Data records
>> START
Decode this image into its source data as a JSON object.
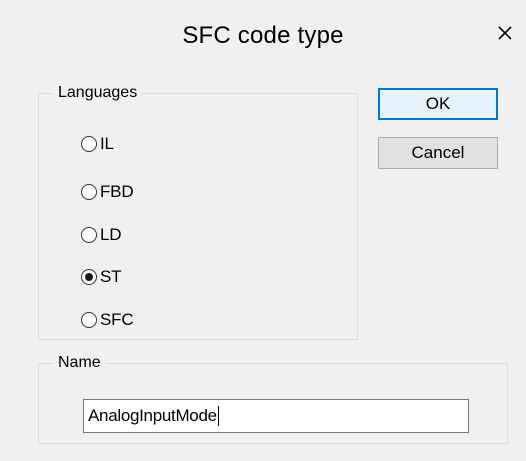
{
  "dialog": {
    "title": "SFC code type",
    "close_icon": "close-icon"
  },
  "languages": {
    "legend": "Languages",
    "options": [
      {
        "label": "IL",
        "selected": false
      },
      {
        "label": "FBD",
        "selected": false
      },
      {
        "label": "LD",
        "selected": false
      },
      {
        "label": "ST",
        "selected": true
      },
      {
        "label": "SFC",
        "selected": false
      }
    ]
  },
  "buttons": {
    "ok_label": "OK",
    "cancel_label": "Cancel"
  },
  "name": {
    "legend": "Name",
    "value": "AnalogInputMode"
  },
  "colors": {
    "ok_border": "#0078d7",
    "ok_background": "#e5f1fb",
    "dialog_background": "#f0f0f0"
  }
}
>> END
• What you are asked to do
Omit the pictures and output all of the other material exactly.

• Written answer
Decode this image into its source data as a JSON object.
{
  "dialog": {
    "title": "SFC code type",
    "close_icon": "close-icon"
  },
  "languages": {
    "legend": "Languages",
    "options": [
      {
        "label": "IL",
        "selected": false
      },
      {
        "label": "FBD",
        "selected": false
      },
      {
        "label": "LD",
        "selected": false
      },
      {
        "label": "ST",
        "selected": true
      },
      {
        "label": "SFC",
        "selected": false
      }
    ]
  },
  "buttons": {
    "ok_label": "OK",
    "cancel_label": "Cancel"
  },
  "name": {
    "legend": "Name",
    "value": "AnalogInputMode"
  },
  "colors": {
    "ok_border": "#0078d7",
    "ok_background": "#e5f1fb",
    "dialog_background": "#f0f0f0"
  }
}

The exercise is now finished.